▸ What is asked
Every record should be repeated exactly, except that pictures are left out.
□ □ □ □
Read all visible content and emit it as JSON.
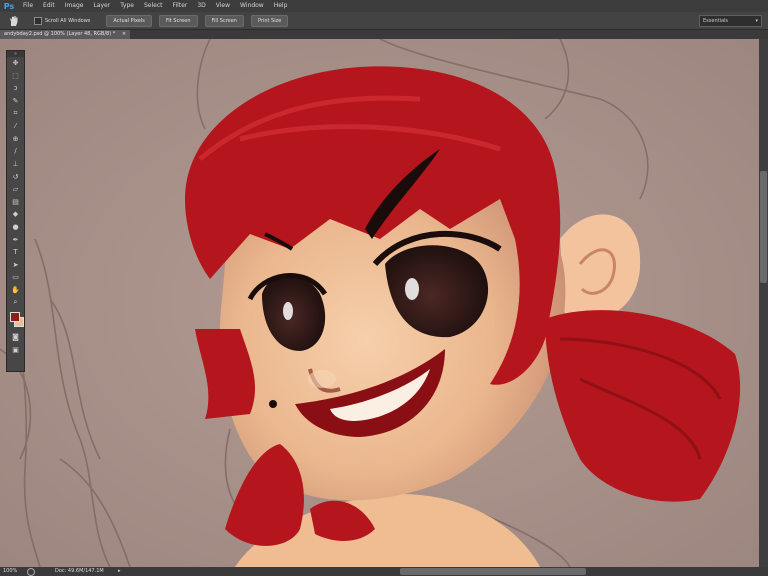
{
  "app": {
    "logo": "Ps"
  },
  "menu": [
    "File",
    "Edit",
    "Image",
    "Layer",
    "Type",
    "Select",
    "Filter",
    "3D",
    "View",
    "Window",
    "Help"
  ],
  "options_bar": {
    "scroll_all_windows": "Scroll All Windows",
    "buttons": [
      "Actual Pixels",
      "Fit Screen",
      "Fill Screen",
      "Print Size"
    ],
    "workspace": "Essentials"
  },
  "document_tab": "andybday2.psd @ 100% (Layer 48, RGB/8) *",
  "status_bar": {
    "zoom": "100%",
    "doc": "Doc: 49.6M/147.1M"
  },
  "colors": {
    "canvas_bg": "#a58f88",
    "skin": "#f0bd92",
    "hair": "#b5151c",
    "foreground_swatch": "#8a2116",
    "background_swatch": "#f0bd92"
  },
  "tools": [
    "move-tool",
    "marquee-tool",
    "lasso-tool",
    "quick-selection-tool",
    "crop-tool",
    "eyedropper-tool",
    "spot-healing-tool",
    "brush-tool",
    "clone-stamp-tool",
    "history-brush-tool",
    "eraser-tool",
    "gradient-tool",
    "blur-tool",
    "dodge-tool",
    "pen-tool",
    "type-tool",
    "path-selection-tool",
    "shape-tool",
    "hand-tool",
    "zoom-tool"
  ]
}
□ □ □ □
▸ Response
Read all visible content and emit it as JSON.
{
  "app": {
    "logo": "Ps"
  },
  "menu": [
    "File",
    "Edit",
    "Image",
    "Layer",
    "Type",
    "Select",
    "Filter",
    "3D",
    "View",
    "Window",
    "Help"
  ],
  "options_bar": {
    "scroll_all_windows": "Scroll All Windows",
    "buttons": [
      "Actual Pixels",
      "Fit Screen",
      "Fill Screen",
      "Print Size"
    ],
    "workspace": "Essentials"
  },
  "document_tab": "andybday2.psd @ 100% (Layer 48, RGB/8) *",
  "status_bar": {
    "zoom": "100%",
    "doc": "Doc: 49.6M/147.1M"
  },
  "colors": {
    "canvas_bg": "#a58f88",
    "skin": "#f0bd92",
    "hair": "#b5151c",
    "foreground_swatch": "#8a2116",
    "background_swatch": "#f0bd92"
  },
  "tools": [
    "move-tool",
    "marquee-tool",
    "lasso-tool",
    "quick-selection-tool",
    "crop-tool",
    "eyedropper-tool",
    "spot-healing-tool",
    "brush-tool",
    "clone-stamp-tool",
    "history-brush-tool",
    "eraser-tool",
    "gradient-tool",
    "blur-tool",
    "dodge-tool",
    "pen-tool",
    "type-tool",
    "path-selection-tool",
    "shape-tool",
    "hand-tool",
    "zoom-tool"
  ]
}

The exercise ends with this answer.